* _EXERCISE TASK_: Quote the entries in full, character for character, without their images.
▬▬▬▬▬▬
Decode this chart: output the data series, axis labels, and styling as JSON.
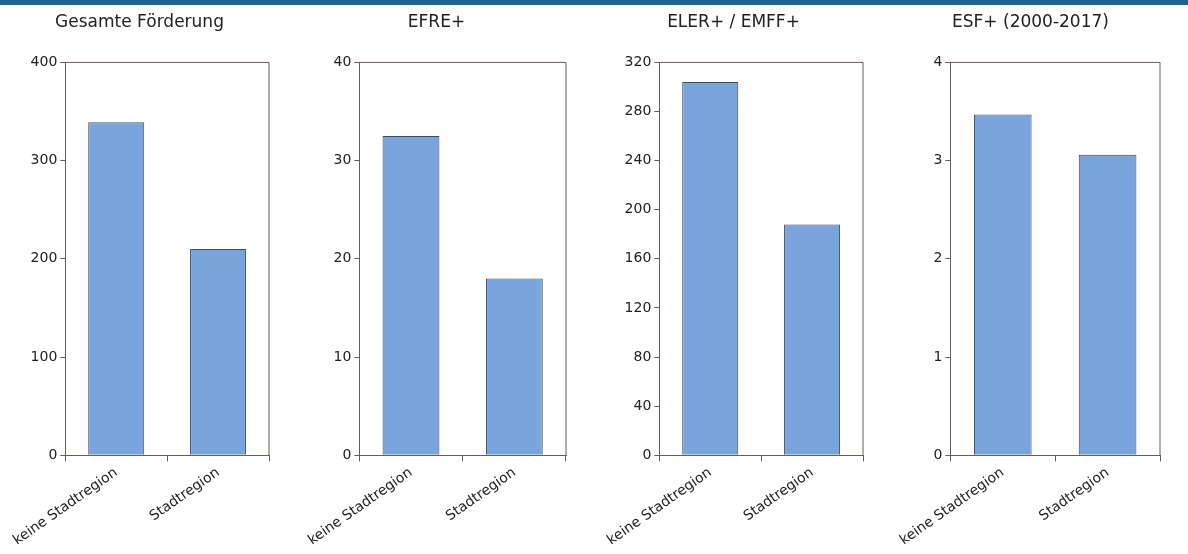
{
  "chart_data": [
    {
      "type": "bar",
      "title": "Gesamte Förderung",
      "categories": [
        "keine Stadtregion",
        "Stadtregion"
      ],
      "values": [
        339,
        210
      ],
      "color": "#7aa5dc",
      "ylim": [
        0,
        400
      ],
      "yticks": [
        0,
        100,
        200,
        300,
        400
      ],
      "grid": false,
      "legend": false
    },
    {
      "type": "bar",
      "title": "EFRE+",
      "categories": [
        "keine Stadtregion",
        "Stadtregion"
      ],
      "values": [
        32.5,
        18
      ],
      "color": "#7aa5dc",
      "ylim": [
        0,
        40
      ],
      "yticks": [
        0,
        10,
        20,
        30,
        40
      ],
      "grid": false,
      "legend": false
    },
    {
      "type": "bar",
      "title": "ELER+ / EMFF+",
      "categories": [
        "keine Stadtregion",
        "Stadtregion"
      ],
      "values": [
        304,
        188
      ],
      "color": "#7aa5dc",
      "ylim": [
        0,
        320
      ],
      "yticks": [
        0,
        40,
        80,
        120,
        160,
        200,
        240,
        280,
        320
      ],
      "grid": false,
      "legend": false
    },
    {
      "type": "bar",
      "title": "ESF+ (2000-2017)",
      "categories": [
        "keine Stadtregion",
        "Stadtregion"
      ],
      "values": [
        3.47,
        3.06
      ],
      "color": "#7aa5dc",
      "ylim": [
        0,
        4
      ],
      "yticks": [
        0,
        1,
        2,
        3,
        4
      ],
      "grid": false,
      "legend": false
    }
  ]
}
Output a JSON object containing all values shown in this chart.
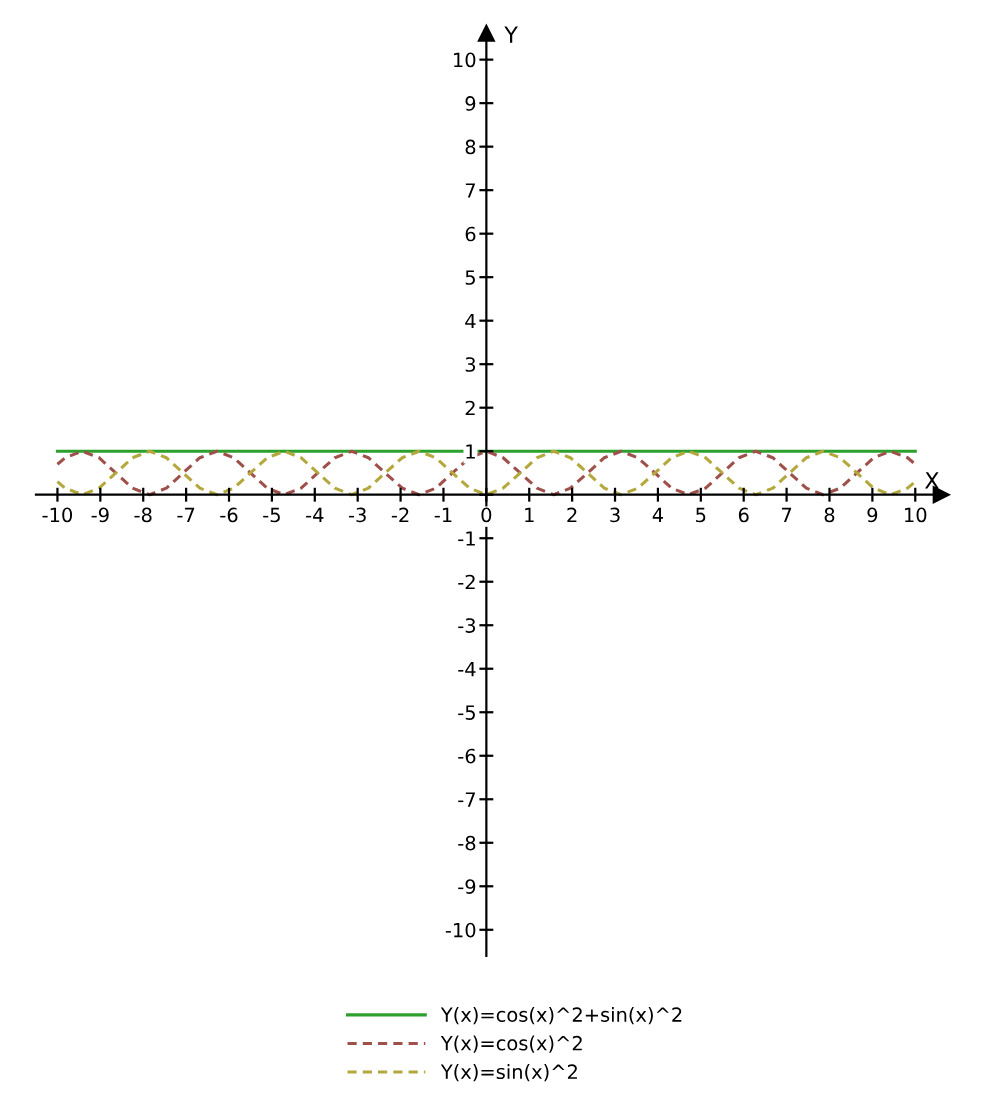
{
  "chart_data": {
    "type": "line",
    "xlabel": "X",
    "ylabel": "Y",
    "x": [
      -10,
      -9.82,
      -9.42,
      -9.03,
      -8.64,
      -8.25,
      -7.85,
      -7.46,
      -7.07,
      -6.68,
      -6.28,
      -5.89,
      -5.5,
      -5.11,
      -4.71,
      -4.32,
      -3.93,
      -3.53,
      -3.14,
      -2.75,
      -2.36,
      -1.96,
      -1.57,
      -1.18,
      -0.79,
      -0.39,
      0,
      0.39,
      0.79,
      1.18,
      1.57,
      1.96,
      2.36,
      2.75,
      3.14,
      3.53,
      3.93,
      4.32,
      4.71,
      5.11,
      5.5,
      5.89,
      6.28,
      6.68,
      7.07,
      7.46,
      7.85,
      8.25,
      8.64,
      9.03,
      9.42,
      9.82,
      10
    ],
    "series": [
      {
        "name": "Y(x)=cos(x)^2+sin(x)^2",
        "color": "#2ca02c",
        "line_style": "solid",
        "values": [
          1,
          1,
          1,
          1,
          1,
          1,
          1,
          1,
          1,
          1,
          1,
          1,
          1,
          1,
          1,
          1,
          1,
          1,
          1,
          1,
          1,
          1,
          1,
          1,
          1,
          1,
          1,
          1,
          1,
          1,
          1,
          1,
          1,
          1,
          1,
          1,
          1,
          1,
          1,
          1,
          1,
          1,
          1,
          1,
          1,
          1,
          1,
          1,
          1,
          1,
          1,
          1,
          1
        ]
      },
      {
        "name": "Y(x)=cos(x)^2",
        "color": "#a0504a",
        "line_style": "dashed",
        "values": [
          0.7,
          0.85,
          1,
          0.85,
          0.5,
          0.15,
          0,
          0.15,
          0.5,
          0.85,
          1,
          0.85,
          0.5,
          0.15,
          0,
          0.15,
          0.5,
          0.85,
          1,
          0.85,
          0.5,
          0.15,
          0,
          0.15,
          0.5,
          0.85,
          1,
          0.85,
          0.5,
          0.15,
          0,
          0.15,
          0.5,
          0.85,
          1,
          0.85,
          0.5,
          0.15,
          0,
          0.15,
          0.5,
          0.85,
          1,
          0.85,
          0.5,
          0.15,
          0,
          0.15,
          0.5,
          0.85,
          1,
          0.85,
          0.7
        ]
      },
      {
        "name": "Y(x)=sin(x)^2",
        "color": "#b4a83c",
        "line_style": "dashed",
        "values": [
          0.3,
          0.15,
          0,
          0.15,
          0.5,
          0.85,
          1,
          0.85,
          0.5,
          0.15,
          0,
          0.15,
          0.5,
          0.85,
          1,
          0.85,
          0.5,
          0.15,
          0,
          0.15,
          0.5,
          0.85,
          1,
          0.85,
          0.5,
          0.15,
          0,
          0.15,
          0.5,
          0.85,
          1,
          0.85,
          0.5,
          0.15,
          0,
          0.15,
          0.5,
          0.85,
          1,
          0.85,
          0.5,
          0.15,
          0,
          0.15,
          0.5,
          0.85,
          1,
          0.85,
          0.5,
          0.15,
          0,
          0.15,
          0.3
        ]
      }
    ],
    "xlim": [
      -10.5,
      10.6
    ],
    "ylim": [
      -10.6,
      10.6
    ],
    "xticks": [
      -10,
      -9,
      -8,
      -7,
      -6,
      -5,
      -4,
      -3,
      -2,
      -1,
      0,
      1,
      2,
      3,
      4,
      5,
      6,
      7,
      8,
      9,
      10
    ],
    "yticks": [
      -10,
      -9,
      -8,
      -7,
      -6,
      -5,
      -4,
      -3,
      -2,
      -1,
      {
        "value": 0,
        "label": null
      },
      1,
      2,
      3,
      4,
      5,
      6,
      7,
      8,
      9,
      10
    ],
    "grid": false,
    "legend": "bottom",
    "marker": "none"
  }
}
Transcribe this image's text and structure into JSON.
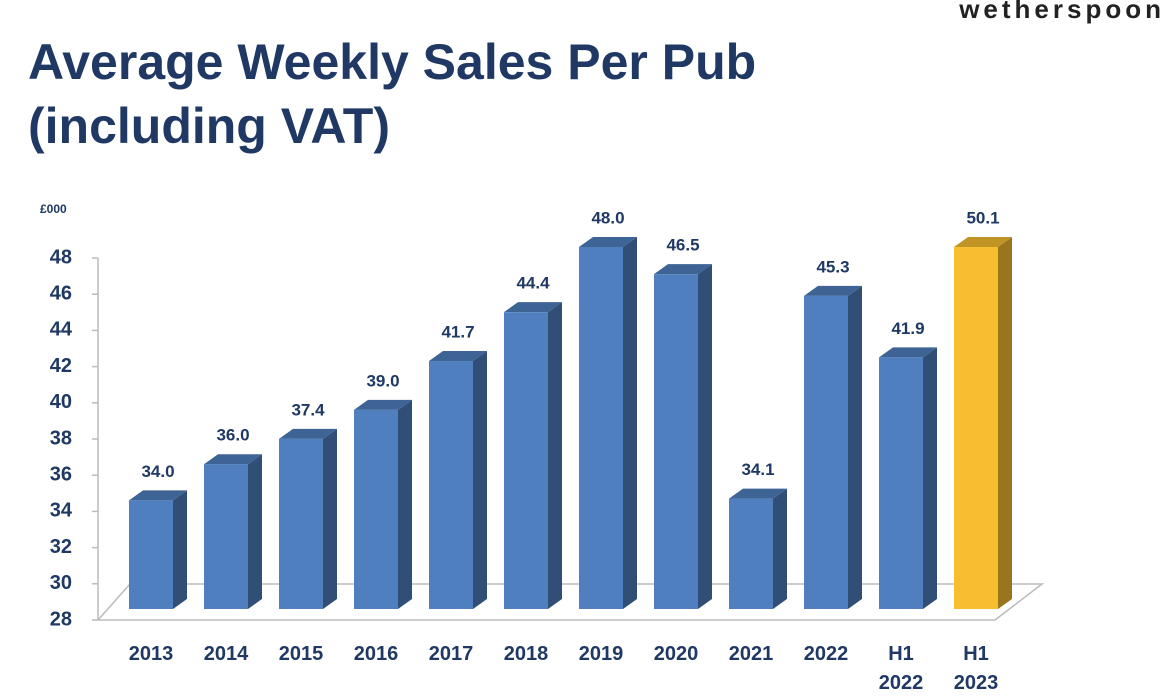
▬▬▬▬▬▬
* _EXERCISE RESPONSE_:
Decode this chart: output the data series, axis labels, and styling as JSON.
{
  "chart_data": [
    {
      "type": "bar",
      "title": "Gesamte Förderung",
      "categories": [
        "keine Stadtregion",
        "Stadtregion"
      ],
      "values": [
        339,
        210
      ],
      "color": "#7aa5dc",
      "ylim": [
        0,
        400
      ],
      "yticks": [
        0,
        100,
        200,
        300,
        400
      ],
      "grid": false,
      "legend": false
    },
    {
      "type": "bar",
      "title": "EFRE+",
      "categories": [
        "keine Stadtregion",
        "Stadtregion"
      ],
      "values": [
        32.5,
        18
      ],
      "color": "#7aa5dc",
      "ylim": [
        0,
        40
      ],
      "yticks": [
        0,
        10,
        20,
        30,
        40
      ],
      "grid": false,
      "legend": false
    },
    {
      "type": "bar",
      "title": "ELER+ / EMFF+",
      "categories": [
        "keine Stadtregion",
        "Stadtregion"
      ],
      "values": [
        304,
        188
      ],
      "color": "#7aa5dc",
      "ylim": [
        0,
        320
      ],
      "yticks": [
        0,
        40,
        80,
        120,
        160,
        200,
        240,
        280,
        320
      ],
      "grid": false,
      "legend": false
    },
    {
      "type": "bar",
      "title": "ESF+ (2000-2017)",
      "categories": [
        "keine Stadtregion",
        "Stadtregion"
      ],
      "values": [
        3.47,
        3.06
      ],
      "color": "#7aa5dc",
      "ylim": [
        0,
        4
      ],
      "yticks": [
        0,
        1,
        2,
        3,
        4
      ],
      "grid": false,
      "legend": false
    }
  ]
}
Output a JSON object containing all values shown in this chart.
{
  "chart_data": {
    "type": "line",
    "xlabel": "X",
    "ylabel": "Y",
    "x": [
      -10,
      -9.82,
      -9.42,
      -9.03,
      -8.64,
      -8.25,
      -7.85,
      -7.46,
      -7.07,
      -6.68,
      -6.28,
      -5.89,
      -5.5,
      -5.11,
      -4.71,
      -4.32,
      -3.93,
      -3.53,
      -3.14,
      -2.75,
      -2.36,
      -1.96,
      -1.57,
      -1.18,
      -0.79,
      -0.39,
      0,
      0.39,
      0.79,
      1.18,
      1.57,
      1.96,
      2.36,
      2.75,
      3.14,
      3.53,
      3.93,
      4.32,
      4.71,
      5.11,
      5.5,
      5.89,
      6.28,
      6.68,
      7.07,
      7.46,
      7.85,
      8.25,
      8.64,
      9.03,
      9.42,
      9.82,
      10
    ],
    "series": [
      {
        "name": "Y(x)=cos(x)^2+sin(x)^2",
        "color": "#2ca02c",
        "line_style": "solid",
        "values": [
          1,
          1,
          1,
          1,
          1,
          1,
          1,
          1,
          1,
          1,
          1,
          1,
          1,
          1,
          1,
          1,
          1,
          1,
          1,
          1,
          1,
          1,
          1,
          1,
          1,
          1,
          1,
          1,
          1,
          1,
          1,
          1,
          1,
          1,
          1,
          1,
          1,
          1,
          1,
          1,
          1,
          1,
          1,
          1,
          1,
          1,
          1,
          1,
          1,
          1,
          1,
          1,
          1
        ]
      },
      {
        "name": "Y(x)=cos(x)^2",
        "color": "#a0504a",
        "line_style": "dashed",
        "values": [
          0.7,
          0.85,
          1,
          0.85,
          0.5,
          0.15,
          0,
          0.15,
          0.5,
          0.85,
          1,
          0.85,
          0.5,
          0.15,
          0,
          0.15,
          0.5,
          0.85,
          1,
          0.85,
          0.5,
          0.15,
          0,
          0.15,
          0.5,
          0.85,
          1,
          0.85,
          0.5,
          0.15,
          0,
          0.15,
          0.5,
          0.85,
          1,
          0.85,
          0.5,
          0.15,
          0,
          0.15,
          0.5,
          0.85,
          1,
          0.85,
          0.5,
          0.15,
          0,
          0.15,
          0.5,
          0.85,
          1,
          0.85,
          0.7
        ]
      },
      {
        "name": "Y(x)=sin(x)^2",
        "color": "#b4a83c",
        "line_style": "dashed",
        "values": [
          0.3,
          0.15,
          0,
          0.15,
          0.5,
          0.85,
          1,
          0.85,
          0.5,
          0.15,
          0,
          0.15,
          0.5,
          0.85,
          1,
          0.85,
          0.5,
          0.15,
          0,
          0.15,
          0.5,
          0.85,
          1,
          0.85,
          0.5,
          0.15,
          0,
          0.15,
          0.5,
          0.85,
          1,
          0.85,
          0.5,
          0.15,
          0,
          0.15,
          0.5,
          0.85,
          1,
          0.85,
          0.5,
          0.15,
          0,
          0.15,
          0.5,
          0.85,
          1,
          0.85,
          0.5,
          0.15,
          0,
          0.15,
          0.3
        ]
      }
    ],
    "xlim": [
      -10.5,
      10.6
    ],
    "ylim": [
      -10.6,
      10.6
    ],
    "xticks": [
      -10,
      -9,
      -8,
      -7,
      -6,
      -5,
      -4,
      -3,
      -2,
      -1,
      0,
      1,
      2,
      3,
      4,
      5,
      6,
      7,
      8,
      9,
      10
    ],
    "yticks": [
      -10,
      -9,
      -8,
      -7,
      -6,
      -5,
      -4,
      -3,
      -2,
      -1,
      {
        "value": 0,
        "label": null
      },
      1,
      2,
      3,
      4,
      5,
      6,
      7,
      8,
      9,
      10
    ],
    "grid": false,
    "legend": "bottom",
    "marker": "none"
  }
}
Transcribe this image's text and structure into JSON.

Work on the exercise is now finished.